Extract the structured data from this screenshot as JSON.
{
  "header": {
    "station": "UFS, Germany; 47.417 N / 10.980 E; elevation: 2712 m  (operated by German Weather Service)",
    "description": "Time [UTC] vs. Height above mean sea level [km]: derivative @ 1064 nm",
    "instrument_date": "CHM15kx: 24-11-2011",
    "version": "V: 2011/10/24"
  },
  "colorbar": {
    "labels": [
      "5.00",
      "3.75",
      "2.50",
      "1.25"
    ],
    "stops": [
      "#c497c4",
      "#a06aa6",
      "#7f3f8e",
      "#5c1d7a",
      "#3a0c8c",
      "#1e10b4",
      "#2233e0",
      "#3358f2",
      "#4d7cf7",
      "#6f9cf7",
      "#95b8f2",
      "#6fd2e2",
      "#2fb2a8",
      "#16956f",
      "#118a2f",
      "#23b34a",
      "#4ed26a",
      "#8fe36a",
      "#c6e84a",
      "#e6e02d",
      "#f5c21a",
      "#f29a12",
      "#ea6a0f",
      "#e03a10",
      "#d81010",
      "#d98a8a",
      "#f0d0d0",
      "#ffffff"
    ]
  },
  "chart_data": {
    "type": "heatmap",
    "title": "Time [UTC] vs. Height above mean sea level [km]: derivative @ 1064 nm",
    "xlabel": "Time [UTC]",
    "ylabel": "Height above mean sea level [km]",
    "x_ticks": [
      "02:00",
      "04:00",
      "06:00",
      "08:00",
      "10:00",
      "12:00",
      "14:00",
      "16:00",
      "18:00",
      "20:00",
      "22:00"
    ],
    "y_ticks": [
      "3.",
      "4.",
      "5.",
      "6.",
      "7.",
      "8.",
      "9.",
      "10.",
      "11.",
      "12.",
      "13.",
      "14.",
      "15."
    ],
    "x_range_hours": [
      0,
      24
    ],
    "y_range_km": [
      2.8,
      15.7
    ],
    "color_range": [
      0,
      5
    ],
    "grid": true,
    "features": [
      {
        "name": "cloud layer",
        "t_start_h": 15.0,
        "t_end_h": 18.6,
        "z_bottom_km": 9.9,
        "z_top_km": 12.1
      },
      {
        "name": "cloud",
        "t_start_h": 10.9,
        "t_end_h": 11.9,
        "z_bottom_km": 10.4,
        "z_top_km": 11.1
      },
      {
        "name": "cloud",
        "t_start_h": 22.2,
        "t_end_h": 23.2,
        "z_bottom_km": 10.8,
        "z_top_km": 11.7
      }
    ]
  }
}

### [Exercise details]
Write the material out again in its entirety, exactly as shown.

### [Response for this exercise]
Extract the structured data from this screenshot as JSON.
{
  "header": {
    "station": "UFS, Germany; 47.417 N / 10.980 E; elevation: 2712 m  (operated by German Weather Service)",
    "description": "Time [UTC] vs. Height above mean sea level [km]: derivative @ 1064 nm",
    "instrument_date": "CHM15kx: 24-11-2011",
    "version": "V: 2011/10/24"
  },
  "colorbar": {
    "labels": [
      "5.00",
      "3.75",
      "2.50",
      "1.25"
    ],
    "stops": [
      "#c497c4",
      "#a06aa6",
      "#7f3f8e",
      "#5c1d7a",
      "#3a0c8c",
      "#1e10b4",
      "#2233e0",
      "#3358f2",
      "#4d7cf7",
      "#6f9cf7",
      "#95b8f2",
      "#6fd2e2",
      "#2fb2a8",
      "#16956f",
      "#118a2f",
      "#23b34a",
      "#4ed26a",
      "#8fe36a",
      "#c6e84a",
      "#e6e02d",
      "#f5c21a",
      "#f29a12",
      "#ea6a0f",
      "#e03a10",
      "#d81010",
      "#d98a8a",
      "#f0d0d0",
      "#ffffff"
    ]
  },
  "chart_data": {
    "type": "heatmap",
    "title": "Time [UTC] vs. Height above mean sea level [km]: derivative @ 1064 nm",
    "xlabel": "Time [UTC]",
    "ylabel": "Height above mean sea level [km]",
    "x_ticks": [
      "02:00",
      "04:00",
      "06:00",
      "08:00",
      "10:00",
      "12:00",
      "14:00",
      "16:00",
      "18:00",
      "20:00",
      "22:00"
    ],
    "y_ticks": [
      "3.",
      "4.",
      "5.",
      "6.",
      "7.",
      "8.",
      "9.",
      "10.",
      "11.",
      "12.",
      "13.",
      "14.",
      "15."
    ],
    "x_range_hours": [
      0,
      24
    ],
    "y_range_km": [
      2.8,
      15.7
    ],
    "color_range": [
      0,
      5
    ],
    "grid": true,
    "features": [
      {
        "name": "cloud layer",
        "t_start_h": 15.0,
        "t_end_h": 18.6,
        "z_bottom_km": 9.9,
        "z_top_km": 12.1
      },
      {
        "name": "cloud",
        "t_start_h": 10.9,
        "t_end_h": 11.9,
        "z_bottom_km": 10.4,
        "z_top_km": 11.1
      },
      {
        "name": "cloud",
        "t_start_h": 22.2,
        "t_end_h": 23.2,
        "z_bottom_km": 10.8,
        "z_top_km": 11.7
      }
    ]
  }
}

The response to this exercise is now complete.